» **EXERCISE**
Please retype everything in the listing from the line containing "- pin-label: DIR-: [542, 571, 550, 586]" down to the line containing "- pin-label: 24V: [386, 571, 394, 585]", with both of those lines included.
----
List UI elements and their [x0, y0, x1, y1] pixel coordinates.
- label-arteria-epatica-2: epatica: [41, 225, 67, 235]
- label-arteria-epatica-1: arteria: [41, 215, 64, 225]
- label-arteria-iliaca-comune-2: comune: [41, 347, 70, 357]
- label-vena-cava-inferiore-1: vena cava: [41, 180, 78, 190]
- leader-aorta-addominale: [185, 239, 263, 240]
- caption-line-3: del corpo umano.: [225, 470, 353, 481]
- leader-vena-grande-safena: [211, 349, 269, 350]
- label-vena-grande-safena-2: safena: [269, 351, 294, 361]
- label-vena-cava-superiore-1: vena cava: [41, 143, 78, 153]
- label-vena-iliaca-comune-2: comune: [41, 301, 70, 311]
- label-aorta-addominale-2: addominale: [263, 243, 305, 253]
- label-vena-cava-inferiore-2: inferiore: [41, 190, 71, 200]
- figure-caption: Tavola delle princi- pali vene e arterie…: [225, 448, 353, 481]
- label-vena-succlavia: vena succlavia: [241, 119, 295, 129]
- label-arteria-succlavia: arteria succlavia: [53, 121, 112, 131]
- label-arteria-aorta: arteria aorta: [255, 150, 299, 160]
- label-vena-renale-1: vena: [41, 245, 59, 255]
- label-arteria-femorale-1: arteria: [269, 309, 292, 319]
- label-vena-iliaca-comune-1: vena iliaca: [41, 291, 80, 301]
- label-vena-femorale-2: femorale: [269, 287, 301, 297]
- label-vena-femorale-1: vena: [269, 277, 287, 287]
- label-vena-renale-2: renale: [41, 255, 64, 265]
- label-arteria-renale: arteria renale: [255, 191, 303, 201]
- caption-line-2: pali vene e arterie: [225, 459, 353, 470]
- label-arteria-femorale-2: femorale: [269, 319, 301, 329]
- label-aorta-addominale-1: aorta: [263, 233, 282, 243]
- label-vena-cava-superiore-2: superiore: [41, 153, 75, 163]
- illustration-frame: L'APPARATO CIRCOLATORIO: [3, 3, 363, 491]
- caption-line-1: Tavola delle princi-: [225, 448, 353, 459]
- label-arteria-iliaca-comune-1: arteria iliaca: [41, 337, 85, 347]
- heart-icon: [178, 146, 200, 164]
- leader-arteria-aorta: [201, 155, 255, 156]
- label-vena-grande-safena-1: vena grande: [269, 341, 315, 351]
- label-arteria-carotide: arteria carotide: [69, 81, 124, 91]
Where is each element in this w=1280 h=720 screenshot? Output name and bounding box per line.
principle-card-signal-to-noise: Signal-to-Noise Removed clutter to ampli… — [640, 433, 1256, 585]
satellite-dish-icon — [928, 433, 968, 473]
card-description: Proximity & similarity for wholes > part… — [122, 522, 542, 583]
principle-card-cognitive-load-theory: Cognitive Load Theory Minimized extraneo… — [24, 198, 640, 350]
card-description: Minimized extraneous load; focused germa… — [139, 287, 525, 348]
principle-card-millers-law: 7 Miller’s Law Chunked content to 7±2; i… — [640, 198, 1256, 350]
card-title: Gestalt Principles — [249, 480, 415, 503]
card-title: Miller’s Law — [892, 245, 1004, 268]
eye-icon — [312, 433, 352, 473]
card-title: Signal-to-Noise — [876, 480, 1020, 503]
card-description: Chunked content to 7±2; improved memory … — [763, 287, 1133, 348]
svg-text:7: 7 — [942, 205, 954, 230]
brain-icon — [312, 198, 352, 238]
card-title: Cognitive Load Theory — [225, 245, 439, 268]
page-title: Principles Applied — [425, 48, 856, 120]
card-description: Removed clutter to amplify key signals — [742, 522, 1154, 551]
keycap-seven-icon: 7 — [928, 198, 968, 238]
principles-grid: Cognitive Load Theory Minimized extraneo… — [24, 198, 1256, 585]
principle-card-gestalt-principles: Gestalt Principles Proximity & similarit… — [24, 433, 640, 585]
----
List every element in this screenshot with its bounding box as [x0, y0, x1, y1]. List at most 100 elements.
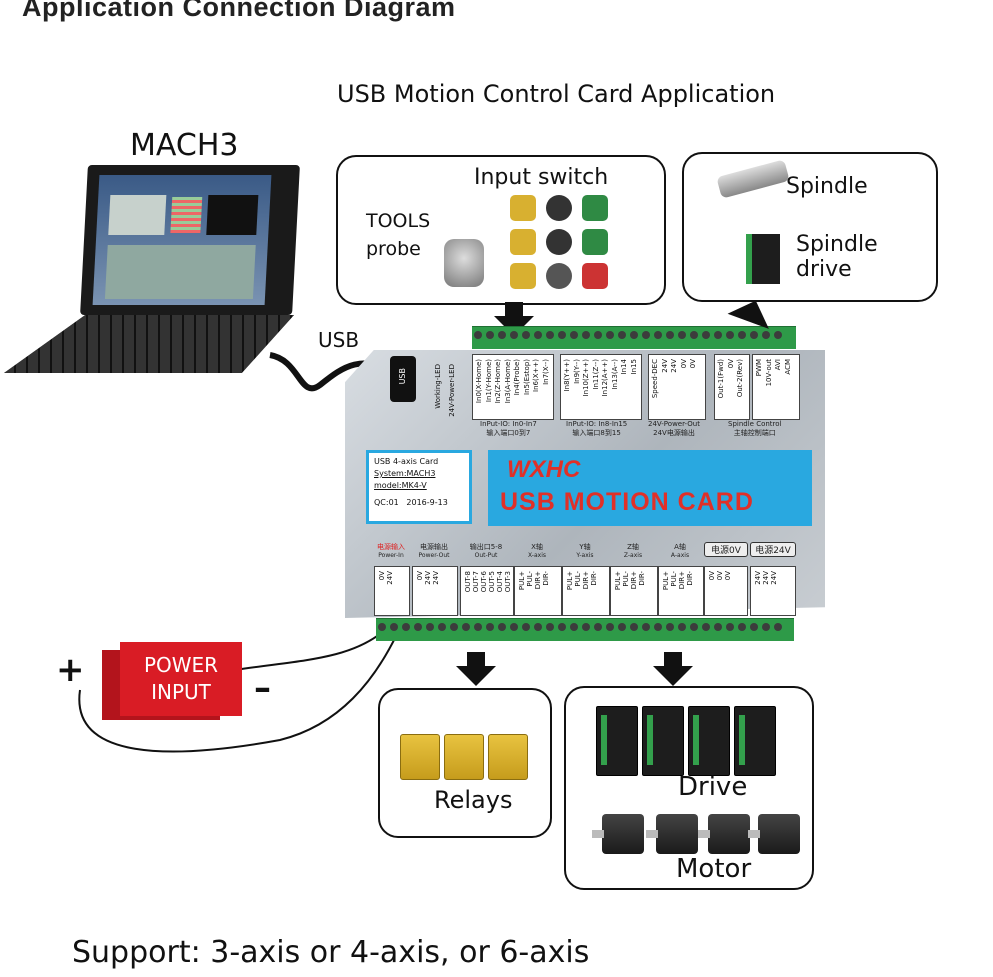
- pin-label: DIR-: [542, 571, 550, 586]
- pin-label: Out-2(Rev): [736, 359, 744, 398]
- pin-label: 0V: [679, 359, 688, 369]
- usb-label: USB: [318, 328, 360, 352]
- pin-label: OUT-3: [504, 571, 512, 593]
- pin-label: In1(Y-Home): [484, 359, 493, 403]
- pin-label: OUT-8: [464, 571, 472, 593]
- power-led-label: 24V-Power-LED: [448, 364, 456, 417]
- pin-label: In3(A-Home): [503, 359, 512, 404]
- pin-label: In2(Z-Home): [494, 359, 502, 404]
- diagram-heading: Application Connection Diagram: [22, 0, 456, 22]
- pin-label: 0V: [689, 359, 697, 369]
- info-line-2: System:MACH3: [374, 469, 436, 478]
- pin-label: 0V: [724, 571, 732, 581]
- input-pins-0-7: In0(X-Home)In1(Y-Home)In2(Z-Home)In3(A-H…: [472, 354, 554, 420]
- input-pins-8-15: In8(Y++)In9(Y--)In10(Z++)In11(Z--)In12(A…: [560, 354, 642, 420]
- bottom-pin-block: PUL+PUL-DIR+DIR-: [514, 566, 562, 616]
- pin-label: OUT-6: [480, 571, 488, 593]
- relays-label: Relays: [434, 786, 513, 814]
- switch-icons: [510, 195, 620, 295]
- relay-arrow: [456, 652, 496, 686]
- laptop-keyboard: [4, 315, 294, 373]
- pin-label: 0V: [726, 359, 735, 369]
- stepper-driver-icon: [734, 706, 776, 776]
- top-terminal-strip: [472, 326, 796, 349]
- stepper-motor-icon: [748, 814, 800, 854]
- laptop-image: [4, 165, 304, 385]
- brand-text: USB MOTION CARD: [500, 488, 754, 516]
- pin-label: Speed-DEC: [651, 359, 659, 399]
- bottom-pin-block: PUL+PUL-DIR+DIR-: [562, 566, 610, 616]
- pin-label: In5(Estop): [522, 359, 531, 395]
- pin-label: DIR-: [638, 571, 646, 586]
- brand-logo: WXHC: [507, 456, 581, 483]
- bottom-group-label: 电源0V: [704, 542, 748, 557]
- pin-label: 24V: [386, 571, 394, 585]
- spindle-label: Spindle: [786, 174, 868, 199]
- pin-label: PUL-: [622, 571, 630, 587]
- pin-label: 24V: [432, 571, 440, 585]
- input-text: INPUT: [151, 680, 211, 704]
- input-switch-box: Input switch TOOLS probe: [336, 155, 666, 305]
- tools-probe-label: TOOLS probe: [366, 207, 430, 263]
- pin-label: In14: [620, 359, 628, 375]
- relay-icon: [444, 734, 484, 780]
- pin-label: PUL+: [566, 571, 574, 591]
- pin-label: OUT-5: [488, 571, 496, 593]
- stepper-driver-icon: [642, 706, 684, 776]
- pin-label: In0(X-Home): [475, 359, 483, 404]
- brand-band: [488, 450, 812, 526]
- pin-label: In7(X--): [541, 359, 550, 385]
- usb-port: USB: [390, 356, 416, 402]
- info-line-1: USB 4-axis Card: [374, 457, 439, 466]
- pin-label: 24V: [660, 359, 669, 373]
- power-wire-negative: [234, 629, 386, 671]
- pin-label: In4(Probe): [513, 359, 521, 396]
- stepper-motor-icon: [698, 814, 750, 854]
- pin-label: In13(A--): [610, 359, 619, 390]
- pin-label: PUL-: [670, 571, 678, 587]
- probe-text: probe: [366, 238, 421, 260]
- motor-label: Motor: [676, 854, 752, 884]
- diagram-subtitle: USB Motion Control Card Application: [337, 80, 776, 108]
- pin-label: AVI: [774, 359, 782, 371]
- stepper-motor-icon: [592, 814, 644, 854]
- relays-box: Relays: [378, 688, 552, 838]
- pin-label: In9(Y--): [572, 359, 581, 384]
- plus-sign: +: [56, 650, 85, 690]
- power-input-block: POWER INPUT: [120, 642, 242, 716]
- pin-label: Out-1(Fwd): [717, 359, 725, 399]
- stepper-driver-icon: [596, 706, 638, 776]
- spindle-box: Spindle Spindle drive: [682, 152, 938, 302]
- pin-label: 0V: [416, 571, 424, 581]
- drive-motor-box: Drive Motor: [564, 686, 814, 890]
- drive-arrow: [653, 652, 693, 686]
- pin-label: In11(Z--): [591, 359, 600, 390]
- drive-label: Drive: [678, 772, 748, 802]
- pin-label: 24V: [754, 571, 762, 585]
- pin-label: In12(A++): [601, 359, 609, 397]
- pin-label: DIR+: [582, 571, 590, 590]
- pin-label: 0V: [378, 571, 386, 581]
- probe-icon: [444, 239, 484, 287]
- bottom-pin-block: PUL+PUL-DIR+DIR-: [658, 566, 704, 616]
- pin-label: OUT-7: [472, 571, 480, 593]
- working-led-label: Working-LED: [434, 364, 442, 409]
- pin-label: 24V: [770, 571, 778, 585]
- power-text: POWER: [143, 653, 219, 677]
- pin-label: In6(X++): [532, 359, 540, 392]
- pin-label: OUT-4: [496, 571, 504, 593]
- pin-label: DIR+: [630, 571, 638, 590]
----
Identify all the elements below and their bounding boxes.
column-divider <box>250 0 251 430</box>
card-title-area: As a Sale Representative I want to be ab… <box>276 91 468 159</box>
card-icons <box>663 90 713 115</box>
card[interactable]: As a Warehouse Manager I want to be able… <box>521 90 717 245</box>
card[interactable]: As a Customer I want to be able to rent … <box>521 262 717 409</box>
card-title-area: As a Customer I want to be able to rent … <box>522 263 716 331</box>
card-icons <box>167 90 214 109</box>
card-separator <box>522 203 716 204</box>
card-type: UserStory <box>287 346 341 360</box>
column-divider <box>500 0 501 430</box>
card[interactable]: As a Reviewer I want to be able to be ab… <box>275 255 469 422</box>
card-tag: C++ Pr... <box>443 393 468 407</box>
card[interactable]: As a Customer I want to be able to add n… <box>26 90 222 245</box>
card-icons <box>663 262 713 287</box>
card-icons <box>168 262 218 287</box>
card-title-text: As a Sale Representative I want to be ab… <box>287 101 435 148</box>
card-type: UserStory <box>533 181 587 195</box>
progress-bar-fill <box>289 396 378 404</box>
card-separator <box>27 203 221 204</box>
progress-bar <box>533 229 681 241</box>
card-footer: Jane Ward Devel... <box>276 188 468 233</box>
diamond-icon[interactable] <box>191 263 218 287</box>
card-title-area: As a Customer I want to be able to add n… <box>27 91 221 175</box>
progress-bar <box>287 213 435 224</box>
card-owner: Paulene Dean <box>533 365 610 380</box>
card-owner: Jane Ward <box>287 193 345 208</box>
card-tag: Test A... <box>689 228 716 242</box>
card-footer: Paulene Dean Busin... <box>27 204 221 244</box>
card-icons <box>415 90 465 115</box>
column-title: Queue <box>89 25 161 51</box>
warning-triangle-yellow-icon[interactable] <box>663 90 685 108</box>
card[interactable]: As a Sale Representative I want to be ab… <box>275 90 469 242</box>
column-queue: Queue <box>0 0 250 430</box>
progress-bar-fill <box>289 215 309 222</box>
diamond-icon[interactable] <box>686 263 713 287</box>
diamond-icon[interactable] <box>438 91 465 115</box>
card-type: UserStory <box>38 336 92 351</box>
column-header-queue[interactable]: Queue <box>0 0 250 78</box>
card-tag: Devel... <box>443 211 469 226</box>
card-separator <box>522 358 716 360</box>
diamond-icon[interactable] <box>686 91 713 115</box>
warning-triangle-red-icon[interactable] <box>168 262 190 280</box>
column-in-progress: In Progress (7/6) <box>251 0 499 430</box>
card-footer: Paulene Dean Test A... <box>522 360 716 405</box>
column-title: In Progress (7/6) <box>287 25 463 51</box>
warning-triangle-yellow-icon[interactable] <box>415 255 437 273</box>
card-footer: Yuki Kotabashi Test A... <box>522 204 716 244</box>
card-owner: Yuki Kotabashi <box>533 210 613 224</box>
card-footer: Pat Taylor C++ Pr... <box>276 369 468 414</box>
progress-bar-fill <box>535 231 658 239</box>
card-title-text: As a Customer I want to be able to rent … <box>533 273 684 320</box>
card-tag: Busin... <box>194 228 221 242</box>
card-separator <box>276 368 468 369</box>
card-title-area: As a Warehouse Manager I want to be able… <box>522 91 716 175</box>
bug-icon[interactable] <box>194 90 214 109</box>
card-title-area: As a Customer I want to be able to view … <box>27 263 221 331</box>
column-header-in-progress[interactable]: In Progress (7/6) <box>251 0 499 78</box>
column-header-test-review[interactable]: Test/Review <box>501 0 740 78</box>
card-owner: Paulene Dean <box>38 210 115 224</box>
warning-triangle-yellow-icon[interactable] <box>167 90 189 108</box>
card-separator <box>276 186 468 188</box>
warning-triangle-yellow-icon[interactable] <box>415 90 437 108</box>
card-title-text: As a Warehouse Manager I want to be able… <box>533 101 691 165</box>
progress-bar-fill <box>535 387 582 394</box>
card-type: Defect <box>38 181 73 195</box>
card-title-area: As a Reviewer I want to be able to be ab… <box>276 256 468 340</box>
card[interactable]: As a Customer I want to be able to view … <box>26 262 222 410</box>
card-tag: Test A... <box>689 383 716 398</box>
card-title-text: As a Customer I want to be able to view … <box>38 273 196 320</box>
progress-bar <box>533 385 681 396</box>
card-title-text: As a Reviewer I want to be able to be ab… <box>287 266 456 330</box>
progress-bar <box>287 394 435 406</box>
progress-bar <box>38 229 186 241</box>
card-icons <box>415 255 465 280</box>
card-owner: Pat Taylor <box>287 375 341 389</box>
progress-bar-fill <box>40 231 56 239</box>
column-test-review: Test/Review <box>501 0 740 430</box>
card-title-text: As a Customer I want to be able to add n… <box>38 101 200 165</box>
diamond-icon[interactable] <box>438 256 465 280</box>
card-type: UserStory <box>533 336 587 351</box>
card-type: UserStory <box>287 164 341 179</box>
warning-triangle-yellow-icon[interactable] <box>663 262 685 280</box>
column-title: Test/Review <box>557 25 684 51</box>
----
» **EXPECTED ANSWER**
- pin-label: DIR-: [542, 571, 550, 586]
- pin-label: Out-2(Rev): [736, 359, 744, 398]
- pin-label: 0V: [679, 359, 688, 369]
- usb-label: USB: [318, 328, 360, 352]
- pin-label: OUT-3: [504, 571, 512, 593]
- pin-label: In1(Y-Home): [484, 359, 493, 403]
- pin-label: OUT-8: [464, 571, 472, 593]
- power-led-label: 24V-Power-LED: [448, 364, 456, 417]
- pin-label: In3(A-Home): [503, 359, 512, 404]
- pin-label: In2(Z-Home): [494, 359, 502, 404]
- diagram-heading: Application Connection Diagram: [22, 0, 456, 22]
- pin-label: 0V: [689, 359, 697, 369]
- info-line-2: System:MACH3: [374, 469, 436, 478]
- pin-label: 0V: [724, 571, 732, 581]
- input-pins-0-7: In0(X-Home)In1(Y-Home)In2(Z-Home)In3(A-H…: [472, 354, 554, 420]
- input-pins-8-15: In8(Y++)In9(Y--)In10(Z++)In11(Z--)In12(A…: [560, 354, 642, 420]
- bottom-pin-block: PUL+PUL-DIR+DIR-: [514, 566, 562, 616]
- pin-label: OUT-6: [480, 571, 488, 593]
- relays-label: Relays: [434, 786, 513, 814]
- switch-icons: [510, 195, 620, 295]
- relay-arrow: [456, 652, 496, 686]
- laptop-keyboard: [4, 315, 294, 373]
- pin-label: 0V: [726, 359, 735, 369]
- stepper-driver-icon: [734, 706, 776, 776]
- top-terminal-strip: [472, 326, 796, 349]
- stepper-motor-icon: [748, 814, 800, 854]
- laptop-image: [4, 165, 304, 385]
- brand-text: USB MOTION CARD: [500, 488, 754, 516]
- pin-label: Speed-DEC: [651, 359, 659, 399]
- bottom-pin-block: PUL+PUL-DIR+DIR-: [562, 566, 610, 616]
- pin-label: In5(Estop): [522, 359, 531, 395]
- pin-label: DIR-: [638, 571, 646, 586]
- brand-logo: WXHC: [507, 456, 581, 483]
- bottom-group-label: 电源0V: [704, 542, 748, 557]
- pin-label: 24V: [386, 571, 394, 585]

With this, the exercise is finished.